## TASK OBJECTIVE
Copy every entry word for word, but skip the pictures.

** start ENTRIES SUPPLIED **

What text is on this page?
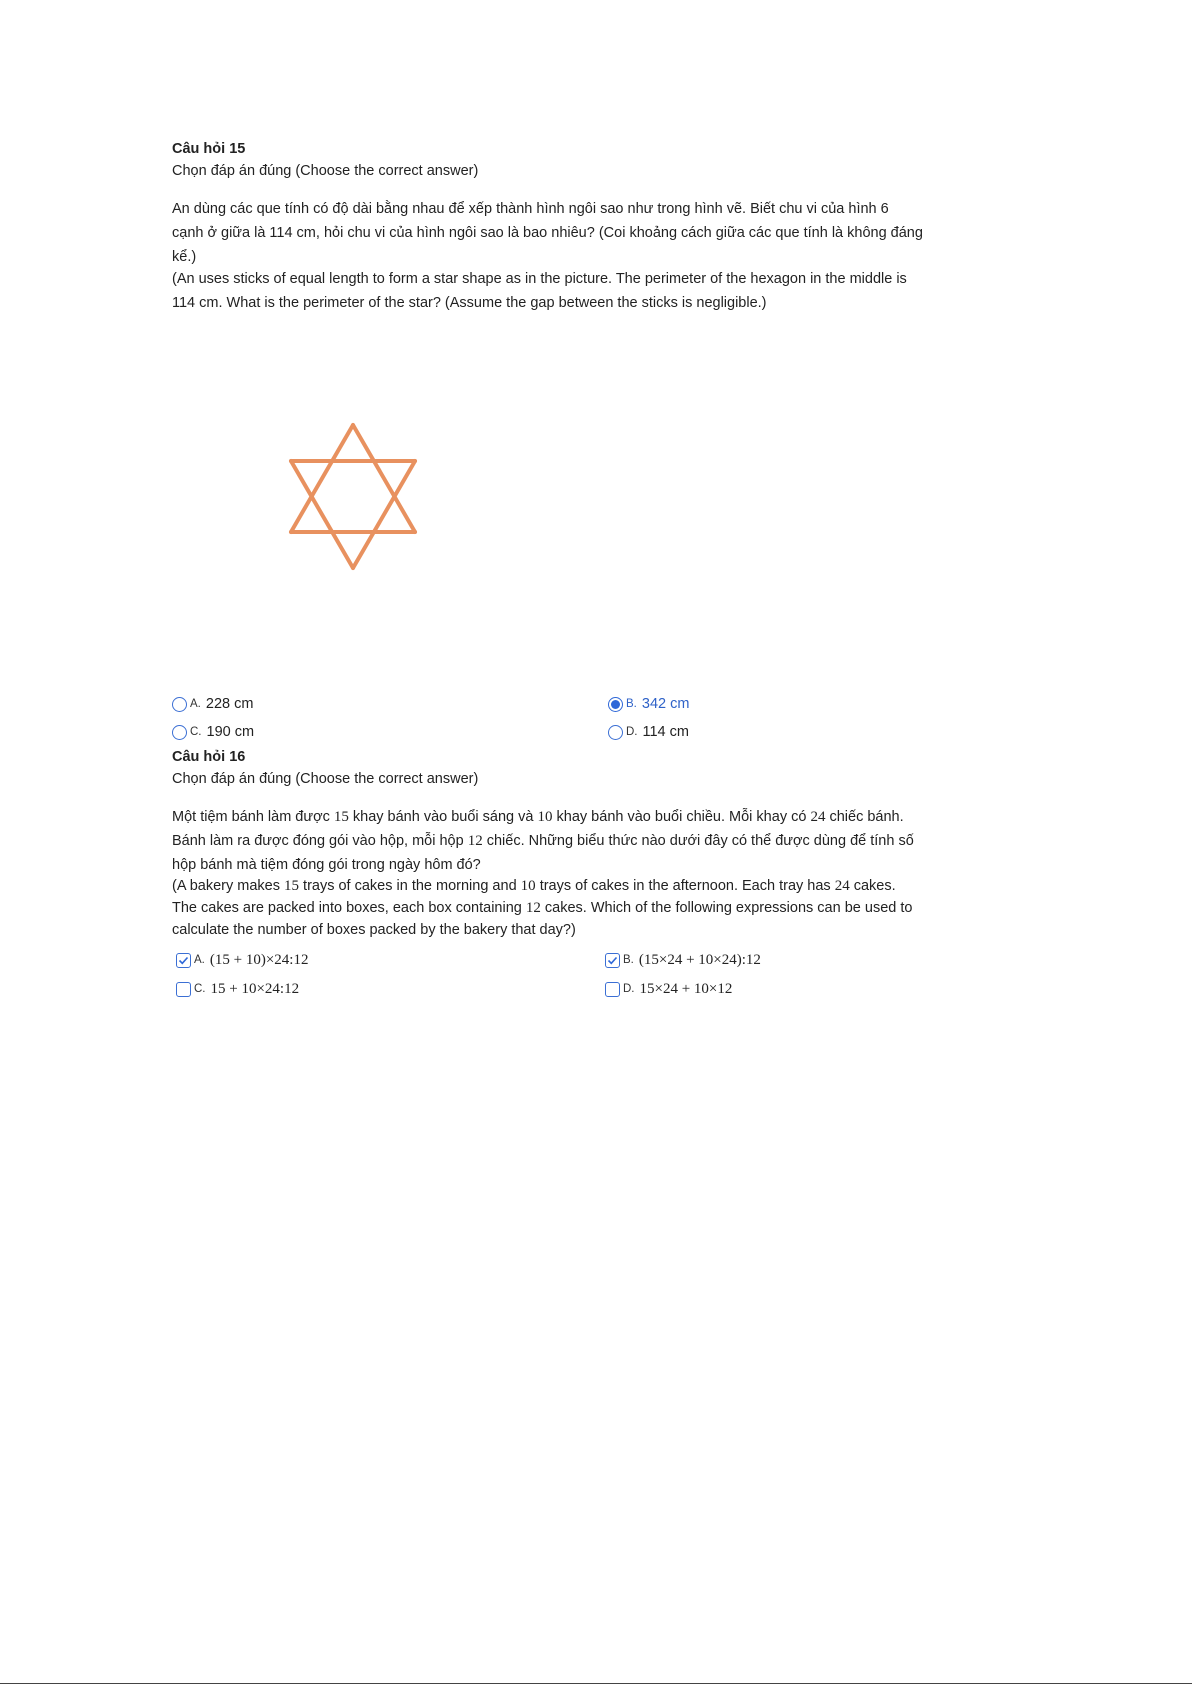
Câu hỏi 15
Chọn đáp án đúng (Choose the correct answer)
An dùng các que tính có độ dài bằng nhau để xếp thành hình ngôi sao như trong hình vẽ. Biết chu vi của hình 6
cạnh ở giữa là 114 cm, hỏi chu vi của hình ngôi sao là bao nhiêu? (Coi khoảng cách giữa các que tính là không đáng
kể.)
(An uses sticks of equal length to form a star shape as in the picture. The perimeter of the hexagon in the middle is
114 cm. What is the perimeter of the star? (Assume the gap between the sticks is negligible.)
A. 228 cm	B. 342 cm
C. 190 cm	D. 114 cm
Câu hỏi 16
Chọn đáp án đúng (Choose the correct answer)
Một tiệm bánh làm được 15 khay bánh vào buổi sáng và 10 khay bánh vào buổi chiều. Mỗi khay có 24 chiếc bánh.
Bánh làm ra được đóng gói vào hộp, mỗi hộp 12 chiếc. Những biểu thức nào dưới đây có thể được dùng để tính số
hộp bánh mà tiệm đóng gói trong ngày hôm đó?
(A bakery makes 15 trays of cakes in the morning and 10 trays of cakes in the afternoon. Each tray has 24 cakes.
The cakes are packed into boxes, each box containing 12 cakes. Which of the following expressions can be used to
calculate the number of boxes packed by the bakery that day?)
A. (15 + 10)×24:12	B. (15×24 + 10×24):12
C. 15 + 10×24:12	D. 15×24 + 10×12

** end ENTRIES SUPPLIED **

## OUTPUT OF THE TASK
What text is on this page?
Câu hỏi 15
Chọn đáp án đúng (Choose the correct answer)
An dùng các que tính có độ dài bằng nhau để xếp thành hình ngôi sao như trong hình vẽ. Biết chu vi của hình 6
cạnh ở giữa là 114 cm, hỏi chu vi của hình ngôi sao là bao nhiêu? (Coi khoảng cách giữa các que tính là không đáng
kể.)
(An uses sticks of equal length to form a star shape as in the picture. The perimeter of the hexagon in the middle is
114 cm. What is the perimeter of the star? (Assume the gap between the sticks is negligible.)
A. 228 cm	B. 342 cm
C. 190 cm	D. 114 cm
Câu hỏi 16
Chọn đáp án đúng (Choose the correct answer)
Một tiệm bánh làm được 15 khay bánh vào buổi sáng và 10 khay bánh vào buổi chiều. Mỗi khay có 24 chiếc bánh.
Bánh làm ra được đóng gói vào hộp, mỗi hộp 12 chiếc. Những biểu thức nào dưới đây có thể được dùng để tính số
hộp bánh mà tiệm đóng gói trong ngày hôm đó?
(A bakery makes 15 trays of cakes in the morning and 10 trays of cakes in the afternoon. Each tray has 24 cakes.
The cakes are packed into boxes, each box containing 12 cakes. Which of the following expressions can be used to
calculate the number of boxes packed by the bakery that day?)
A. (15 + 10)×24:12	B. (15×24 + 10×24):12
C. 15 + 10×24:12	D. 15×24 + 10×12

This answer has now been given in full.